> _Given request_
Scan the material below for the string "icon", and copy every line where it shows up.

Dataset records

────────────────────

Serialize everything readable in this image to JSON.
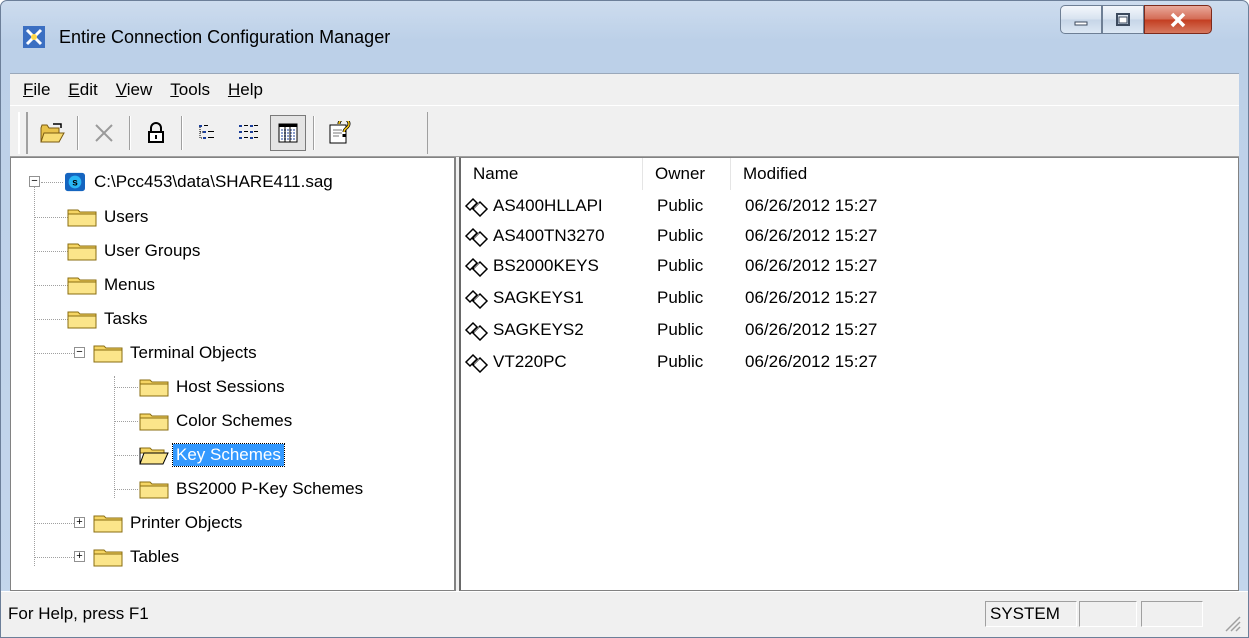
{
  "window": {
    "title": "Entire Connection Configuration Manager"
  },
  "menu": {
    "items": [
      {
        "label": "File",
        "accel": "F",
        "rest": "ile"
      },
      {
        "label": "Edit",
        "accel": "E",
        "rest": "dit"
      },
      {
        "label": "View",
        "accel": "V",
        "rest": "iew"
      },
      {
        "label": "Tools",
        "accel": "T",
        "rest": "ools"
      },
      {
        "label": "Help",
        "accel": "H",
        "rest": "elp"
      }
    ]
  },
  "toolbar": {
    "buttons": [
      {
        "icon": "open-folder-icon"
      },
      {
        "icon": "delete-x-icon"
      },
      {
        "icon": "lock-icon"
      },
      {
        "icon": "large-icons-icon"
      },
      {
        "icon": "list-view-icon"
      },
      {
        "icon": "details-view-icon",
        "pressed": true
      },
      {
        "icon": "help-icon"
      }
    ]
  },
  "tree": {
    "root": "C:\\Pcc453\\data\\SHARE411.sag",
    "users": "Users",
    "user_groups": "User Groups",
    "menus": "Menus",
    "tasks": "Tasks",
    "terminal_objects": "Terminal Objects",
    "host_sessions": "Host Sessions",
    "color_schemes": "Color Schemes",
    "key_schemes": "Key Schemes",
    "bs2000_pkey": "BS2000 P-Key Schemes",
    "printer_objects": "Printer Objects",
    "tables": "Tables"
  },
  "list": {
    "columns": {
      "name": "Name",
      "owner": "Owner",
      "modified": "Modified"
    },
    "rows": [
      {
        "name": "AS400HLLAPI",
        "owner": "Public",
        "modified": "06/26/2012 15:27"
      },
      {
        "name": "AS400TN3270",
        "owner": "Public",
        "modified": "06/26/2012 15:27"
      },
      {
        "name": "BS2000KEYS",
        "owner": "Public",
        "modified": "06/26/2012 15:27"
      },
      {
        "name": "SAGKEYS1",
        "owner": "Public",
        "modified": "06/26/2012 15:27"
      },
      {
        "name": "SAGKEYS2",
        "owner": "Public",
        "modified": "06/26/2012 15:27"
      },
      {
        "name": "VT220PC",
        "owner": "Public",
        "modified": "06/26/2012 15:27"
      }
    ]
  },
  "status": {
    "help_text": "For Help, press F1",
    "user": "SYSTEM",
    "panel2": "",
    "panel3": ""
  },
  "colors": {
    "selection": "#3399ff",
    "folder": "#f5d563",
    "close_button": "#c33d20"
  }
}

────────────────────

> _Complete output_
        "icon": "open-folder-icon"
        "icon": "delete-x-icon"
        "icon": "lock-icon"
        "icon": "large-icons-icon"
        "icon": "list-view-icon"
        "icon": "details-view-icon",
        "icon": "help-icon"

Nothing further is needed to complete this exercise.